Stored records
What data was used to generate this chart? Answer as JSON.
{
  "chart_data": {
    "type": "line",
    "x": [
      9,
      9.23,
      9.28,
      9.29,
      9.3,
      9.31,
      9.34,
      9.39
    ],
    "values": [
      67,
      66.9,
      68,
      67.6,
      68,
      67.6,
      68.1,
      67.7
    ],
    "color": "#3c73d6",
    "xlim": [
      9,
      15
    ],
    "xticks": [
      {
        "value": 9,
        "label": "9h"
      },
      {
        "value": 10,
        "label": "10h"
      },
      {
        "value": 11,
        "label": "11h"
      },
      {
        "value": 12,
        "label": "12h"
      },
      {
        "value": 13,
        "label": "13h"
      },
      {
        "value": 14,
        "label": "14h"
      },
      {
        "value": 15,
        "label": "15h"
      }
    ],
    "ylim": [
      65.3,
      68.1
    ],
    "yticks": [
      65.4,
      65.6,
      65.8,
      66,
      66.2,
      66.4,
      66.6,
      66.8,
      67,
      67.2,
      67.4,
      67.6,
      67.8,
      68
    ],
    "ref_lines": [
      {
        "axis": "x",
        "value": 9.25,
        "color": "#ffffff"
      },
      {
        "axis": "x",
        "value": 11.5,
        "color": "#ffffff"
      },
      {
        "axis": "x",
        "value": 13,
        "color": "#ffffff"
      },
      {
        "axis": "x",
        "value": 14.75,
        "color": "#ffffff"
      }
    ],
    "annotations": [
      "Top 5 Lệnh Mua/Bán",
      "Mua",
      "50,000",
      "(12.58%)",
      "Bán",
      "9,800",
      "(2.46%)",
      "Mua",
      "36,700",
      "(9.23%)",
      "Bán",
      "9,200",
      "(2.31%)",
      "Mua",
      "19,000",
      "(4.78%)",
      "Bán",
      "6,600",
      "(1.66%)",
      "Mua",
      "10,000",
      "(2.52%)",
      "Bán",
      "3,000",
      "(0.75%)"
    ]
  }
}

EXERCISE ::
Copy down the material exactly as written.

THE OUTPUT ::
What data was used to generate this chart? Answer as JSON.
{
  "chart_data": {
    "type": "line",
    "x": [
      9,
      9.23,
      9.28,
      9.29,
      9.3,
      9.31,
      9.34,
      9.39
    ],
    "values": [
      67,
      66.9,
      68,
      67.6,
      68,
      67.6,
      68.1,
      67.7
    ],
    "color": "#3c73d6",
    "xlim": [
      9,
      15
    ],
    "xticks": [
      {
        "value": 9,
        "label": "9h"
      },
      {
        "value": 10,
        "label": "10h"
      },
      {
        "value": 11,
        "label": "11h"
      },
      {
        "value": 12,
        "label": "12h"
      },
      {
        "value": 13,
        "label": "13h"
      },
      {
        "value": 14,
        "label": "14h"
      },
      {
        "value": 15,
        "label": "15h"
      }
    ],
    "ylim": [
      65.3,
      68.1
    ],
    "yticks": [
      65.4,
      65.6,
      65.8,
      66,
      66.2,
      66.4,
      66.6,
      66.8,
      67,
      67.2,
      67.4,
      67.6,
      67.8,
      68
    ],
    "ref_lines": [
      {
        "axis": "x",
        "value": 9.25,
        "color": "#ffffff"
      },
      {
        "axis": "x",
        "value": 11.5,
        "color": "#ffffff"
      },
      {
        "axis": "x",
        "value": 13,
        "color": "#ffffff"
      },
      {
        "axis": "x",
        "value": 14.75,
        "color": "#ffffff"
      }
    ],
    "annotations": [
      "Top 5 Lệnh Mua/Bán",
      "Mua",
      "50,000",
      "(12.58%)",
      "Bán",
      "9,800",
      "(2.46%)",
      "Mua",
      "36,700",
      "(9.23%)",
      "Bán",
      "9,200",
      "(2.31%)",
      "Mua",
      "19,000",
      "(4.78%)",
      "Bán",
      "6,600",
      "(1.66%)",
      "Mua",
      "10,000",
      "(2.52%)",
      "Bán",
      "3,000",
      "(0.75%)"
    ]
  }
}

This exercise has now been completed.